Challenge
Present each line of the entries below that holds the word "label".

(Figure dataset records)
'''

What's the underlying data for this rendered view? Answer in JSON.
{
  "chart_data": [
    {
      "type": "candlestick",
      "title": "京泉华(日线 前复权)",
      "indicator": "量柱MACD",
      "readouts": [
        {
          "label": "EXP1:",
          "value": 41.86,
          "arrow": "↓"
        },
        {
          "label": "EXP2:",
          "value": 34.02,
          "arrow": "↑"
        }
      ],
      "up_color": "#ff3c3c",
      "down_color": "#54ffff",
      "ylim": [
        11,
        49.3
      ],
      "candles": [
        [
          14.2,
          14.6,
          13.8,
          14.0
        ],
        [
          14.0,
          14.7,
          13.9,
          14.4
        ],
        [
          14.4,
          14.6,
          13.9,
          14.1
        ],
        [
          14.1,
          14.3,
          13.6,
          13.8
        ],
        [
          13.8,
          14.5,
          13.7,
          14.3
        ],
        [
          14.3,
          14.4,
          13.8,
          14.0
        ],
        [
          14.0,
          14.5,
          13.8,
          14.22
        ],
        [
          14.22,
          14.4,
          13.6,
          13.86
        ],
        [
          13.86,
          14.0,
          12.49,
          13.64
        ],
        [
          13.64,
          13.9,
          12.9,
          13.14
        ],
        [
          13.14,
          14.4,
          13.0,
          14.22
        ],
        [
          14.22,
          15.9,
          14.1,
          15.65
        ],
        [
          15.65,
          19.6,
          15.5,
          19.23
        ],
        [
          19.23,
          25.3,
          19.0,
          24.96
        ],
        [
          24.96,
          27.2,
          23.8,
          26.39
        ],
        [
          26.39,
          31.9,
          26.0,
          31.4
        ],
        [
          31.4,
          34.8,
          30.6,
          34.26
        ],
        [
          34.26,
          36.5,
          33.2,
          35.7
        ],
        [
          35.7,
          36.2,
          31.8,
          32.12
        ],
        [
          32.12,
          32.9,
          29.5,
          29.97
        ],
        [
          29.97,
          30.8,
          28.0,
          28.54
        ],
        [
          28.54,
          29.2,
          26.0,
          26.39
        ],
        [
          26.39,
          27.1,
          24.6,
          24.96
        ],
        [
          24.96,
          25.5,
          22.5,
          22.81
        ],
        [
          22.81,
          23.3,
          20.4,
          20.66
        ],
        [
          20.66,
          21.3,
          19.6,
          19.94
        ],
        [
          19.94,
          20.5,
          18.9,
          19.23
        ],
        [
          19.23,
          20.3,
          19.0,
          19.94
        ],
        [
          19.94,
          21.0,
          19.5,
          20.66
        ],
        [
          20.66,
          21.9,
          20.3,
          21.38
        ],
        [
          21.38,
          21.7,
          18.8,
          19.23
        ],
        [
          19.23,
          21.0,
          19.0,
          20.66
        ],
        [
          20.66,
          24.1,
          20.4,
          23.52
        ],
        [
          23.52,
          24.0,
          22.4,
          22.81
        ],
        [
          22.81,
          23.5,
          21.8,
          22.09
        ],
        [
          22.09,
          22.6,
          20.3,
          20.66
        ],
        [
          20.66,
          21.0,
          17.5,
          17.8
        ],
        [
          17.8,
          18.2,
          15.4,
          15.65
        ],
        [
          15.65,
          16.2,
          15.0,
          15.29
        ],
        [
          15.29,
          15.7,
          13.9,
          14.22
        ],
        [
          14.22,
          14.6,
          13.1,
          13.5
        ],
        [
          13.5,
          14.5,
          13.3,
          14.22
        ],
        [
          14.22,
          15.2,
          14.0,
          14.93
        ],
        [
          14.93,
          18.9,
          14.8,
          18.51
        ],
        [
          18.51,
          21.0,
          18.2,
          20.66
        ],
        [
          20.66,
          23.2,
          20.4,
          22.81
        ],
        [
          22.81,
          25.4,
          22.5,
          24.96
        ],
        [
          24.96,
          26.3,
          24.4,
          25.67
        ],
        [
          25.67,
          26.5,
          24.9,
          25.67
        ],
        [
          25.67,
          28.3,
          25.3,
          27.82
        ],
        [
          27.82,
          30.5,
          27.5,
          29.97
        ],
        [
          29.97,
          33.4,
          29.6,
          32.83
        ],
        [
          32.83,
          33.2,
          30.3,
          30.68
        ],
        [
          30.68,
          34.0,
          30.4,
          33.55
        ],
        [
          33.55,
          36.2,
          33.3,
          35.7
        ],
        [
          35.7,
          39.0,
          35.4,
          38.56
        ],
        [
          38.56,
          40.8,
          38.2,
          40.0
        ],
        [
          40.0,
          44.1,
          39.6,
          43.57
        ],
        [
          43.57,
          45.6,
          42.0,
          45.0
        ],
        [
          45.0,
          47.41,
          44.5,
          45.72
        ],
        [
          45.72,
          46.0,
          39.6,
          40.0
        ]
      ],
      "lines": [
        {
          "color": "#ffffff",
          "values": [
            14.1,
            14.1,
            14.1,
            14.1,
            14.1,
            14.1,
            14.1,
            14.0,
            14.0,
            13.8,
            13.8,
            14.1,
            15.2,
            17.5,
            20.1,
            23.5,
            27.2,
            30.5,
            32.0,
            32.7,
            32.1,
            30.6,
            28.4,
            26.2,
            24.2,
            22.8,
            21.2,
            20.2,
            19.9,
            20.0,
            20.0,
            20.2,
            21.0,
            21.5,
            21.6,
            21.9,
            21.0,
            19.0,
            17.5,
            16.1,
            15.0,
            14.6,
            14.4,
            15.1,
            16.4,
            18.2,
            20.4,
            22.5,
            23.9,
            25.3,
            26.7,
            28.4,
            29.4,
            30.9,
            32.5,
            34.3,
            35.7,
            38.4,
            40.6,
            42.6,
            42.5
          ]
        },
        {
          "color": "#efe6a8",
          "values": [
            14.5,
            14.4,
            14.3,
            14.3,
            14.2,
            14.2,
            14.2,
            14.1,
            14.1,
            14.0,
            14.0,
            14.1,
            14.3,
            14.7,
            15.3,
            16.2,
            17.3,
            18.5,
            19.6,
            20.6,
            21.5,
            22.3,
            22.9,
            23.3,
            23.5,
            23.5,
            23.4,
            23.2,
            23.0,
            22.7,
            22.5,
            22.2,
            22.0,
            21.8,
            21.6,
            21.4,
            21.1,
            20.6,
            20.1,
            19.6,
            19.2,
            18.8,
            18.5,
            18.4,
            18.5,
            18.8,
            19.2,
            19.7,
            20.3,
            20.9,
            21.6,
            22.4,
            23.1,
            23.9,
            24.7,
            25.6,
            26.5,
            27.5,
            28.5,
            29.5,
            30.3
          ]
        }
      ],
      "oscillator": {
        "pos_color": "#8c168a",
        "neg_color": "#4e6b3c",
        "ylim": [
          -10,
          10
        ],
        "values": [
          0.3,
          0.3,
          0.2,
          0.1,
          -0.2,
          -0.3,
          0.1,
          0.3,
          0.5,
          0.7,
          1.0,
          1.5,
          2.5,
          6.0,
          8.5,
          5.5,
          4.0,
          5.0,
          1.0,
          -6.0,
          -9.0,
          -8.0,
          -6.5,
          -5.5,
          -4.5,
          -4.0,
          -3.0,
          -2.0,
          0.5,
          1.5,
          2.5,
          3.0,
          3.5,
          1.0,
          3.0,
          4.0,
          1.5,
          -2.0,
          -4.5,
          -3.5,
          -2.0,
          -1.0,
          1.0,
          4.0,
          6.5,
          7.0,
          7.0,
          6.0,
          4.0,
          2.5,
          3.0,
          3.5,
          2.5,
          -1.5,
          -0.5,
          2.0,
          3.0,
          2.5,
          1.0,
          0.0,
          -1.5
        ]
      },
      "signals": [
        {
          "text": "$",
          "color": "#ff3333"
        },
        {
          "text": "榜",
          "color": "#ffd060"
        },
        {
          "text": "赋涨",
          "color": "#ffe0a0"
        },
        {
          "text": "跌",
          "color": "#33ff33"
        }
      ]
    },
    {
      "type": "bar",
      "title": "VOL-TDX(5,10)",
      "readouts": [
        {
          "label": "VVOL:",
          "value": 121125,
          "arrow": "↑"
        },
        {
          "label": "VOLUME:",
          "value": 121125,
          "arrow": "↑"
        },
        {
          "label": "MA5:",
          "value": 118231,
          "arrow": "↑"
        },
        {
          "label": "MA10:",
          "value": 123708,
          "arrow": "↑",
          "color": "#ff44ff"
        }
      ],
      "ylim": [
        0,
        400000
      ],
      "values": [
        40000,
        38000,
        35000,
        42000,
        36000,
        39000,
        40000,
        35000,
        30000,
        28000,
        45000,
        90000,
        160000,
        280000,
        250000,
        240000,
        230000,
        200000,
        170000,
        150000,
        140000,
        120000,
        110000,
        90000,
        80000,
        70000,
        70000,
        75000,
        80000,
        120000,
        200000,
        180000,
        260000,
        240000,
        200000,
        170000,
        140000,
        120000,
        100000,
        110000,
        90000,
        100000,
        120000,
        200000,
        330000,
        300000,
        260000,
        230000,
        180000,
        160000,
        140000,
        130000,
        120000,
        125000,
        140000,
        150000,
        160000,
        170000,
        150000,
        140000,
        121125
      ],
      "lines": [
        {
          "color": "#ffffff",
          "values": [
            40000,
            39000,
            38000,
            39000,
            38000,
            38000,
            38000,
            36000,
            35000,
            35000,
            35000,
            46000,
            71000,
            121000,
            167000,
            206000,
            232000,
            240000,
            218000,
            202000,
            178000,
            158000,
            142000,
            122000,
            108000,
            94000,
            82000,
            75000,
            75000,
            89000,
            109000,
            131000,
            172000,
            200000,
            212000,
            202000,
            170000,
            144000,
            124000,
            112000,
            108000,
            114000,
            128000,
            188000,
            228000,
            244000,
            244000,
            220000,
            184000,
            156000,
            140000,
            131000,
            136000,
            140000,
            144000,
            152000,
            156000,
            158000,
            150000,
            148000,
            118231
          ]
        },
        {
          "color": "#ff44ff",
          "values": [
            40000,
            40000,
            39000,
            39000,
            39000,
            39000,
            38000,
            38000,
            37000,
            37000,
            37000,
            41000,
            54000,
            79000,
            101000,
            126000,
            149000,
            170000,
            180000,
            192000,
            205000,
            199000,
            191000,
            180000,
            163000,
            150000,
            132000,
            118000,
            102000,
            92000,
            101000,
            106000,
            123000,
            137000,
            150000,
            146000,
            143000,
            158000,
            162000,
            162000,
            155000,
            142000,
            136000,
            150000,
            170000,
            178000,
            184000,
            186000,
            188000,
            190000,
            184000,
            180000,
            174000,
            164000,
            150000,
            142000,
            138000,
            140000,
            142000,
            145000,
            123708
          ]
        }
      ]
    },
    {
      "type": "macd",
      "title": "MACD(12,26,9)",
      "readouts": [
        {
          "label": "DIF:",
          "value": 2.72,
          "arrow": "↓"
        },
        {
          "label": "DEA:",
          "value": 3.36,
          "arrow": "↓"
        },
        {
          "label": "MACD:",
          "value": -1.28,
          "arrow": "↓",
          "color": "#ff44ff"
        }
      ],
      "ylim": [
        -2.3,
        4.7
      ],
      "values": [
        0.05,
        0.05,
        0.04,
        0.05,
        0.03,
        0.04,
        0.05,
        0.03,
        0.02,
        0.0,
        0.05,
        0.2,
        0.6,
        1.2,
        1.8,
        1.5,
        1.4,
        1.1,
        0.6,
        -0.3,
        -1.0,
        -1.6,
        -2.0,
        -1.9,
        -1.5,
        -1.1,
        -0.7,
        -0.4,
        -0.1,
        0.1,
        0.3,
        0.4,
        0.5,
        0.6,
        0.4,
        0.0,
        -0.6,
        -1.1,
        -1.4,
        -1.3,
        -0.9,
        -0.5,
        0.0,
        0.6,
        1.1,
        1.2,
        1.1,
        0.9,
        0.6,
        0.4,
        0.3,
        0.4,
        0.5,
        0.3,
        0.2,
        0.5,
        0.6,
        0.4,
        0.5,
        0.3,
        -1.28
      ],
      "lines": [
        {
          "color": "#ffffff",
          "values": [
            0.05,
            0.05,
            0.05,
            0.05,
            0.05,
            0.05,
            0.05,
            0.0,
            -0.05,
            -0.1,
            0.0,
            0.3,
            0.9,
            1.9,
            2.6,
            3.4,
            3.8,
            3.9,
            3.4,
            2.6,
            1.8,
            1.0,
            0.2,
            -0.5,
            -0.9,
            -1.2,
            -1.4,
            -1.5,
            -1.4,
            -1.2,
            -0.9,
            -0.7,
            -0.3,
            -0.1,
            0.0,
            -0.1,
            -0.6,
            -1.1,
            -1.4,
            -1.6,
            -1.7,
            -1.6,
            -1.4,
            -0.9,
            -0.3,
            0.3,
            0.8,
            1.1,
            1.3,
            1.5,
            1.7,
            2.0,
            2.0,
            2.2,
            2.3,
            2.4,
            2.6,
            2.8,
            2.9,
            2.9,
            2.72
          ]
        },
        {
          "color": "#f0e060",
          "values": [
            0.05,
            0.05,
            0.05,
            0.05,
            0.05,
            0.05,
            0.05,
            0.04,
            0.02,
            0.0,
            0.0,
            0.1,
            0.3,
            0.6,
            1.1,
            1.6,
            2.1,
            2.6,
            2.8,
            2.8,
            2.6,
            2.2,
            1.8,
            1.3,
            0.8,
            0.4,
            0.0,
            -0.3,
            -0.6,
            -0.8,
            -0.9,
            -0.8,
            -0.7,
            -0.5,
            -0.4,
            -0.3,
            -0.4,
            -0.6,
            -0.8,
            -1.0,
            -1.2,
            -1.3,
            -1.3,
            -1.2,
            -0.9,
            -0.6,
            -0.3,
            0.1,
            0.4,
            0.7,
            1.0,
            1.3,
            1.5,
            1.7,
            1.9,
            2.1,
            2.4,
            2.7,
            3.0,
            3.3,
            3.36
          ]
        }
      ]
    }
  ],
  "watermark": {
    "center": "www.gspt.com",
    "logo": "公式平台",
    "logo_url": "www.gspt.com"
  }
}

'''

Result
          "label": "EXP1:",
          "label": "EXP2:",
          "label": "VVOL:",
          "label": "VOLUME:",
          "label": "MA5:",
          "label": "MA10:",
          "label": "DIF:",
          "label": "DEA:",
          "label": "MACD:",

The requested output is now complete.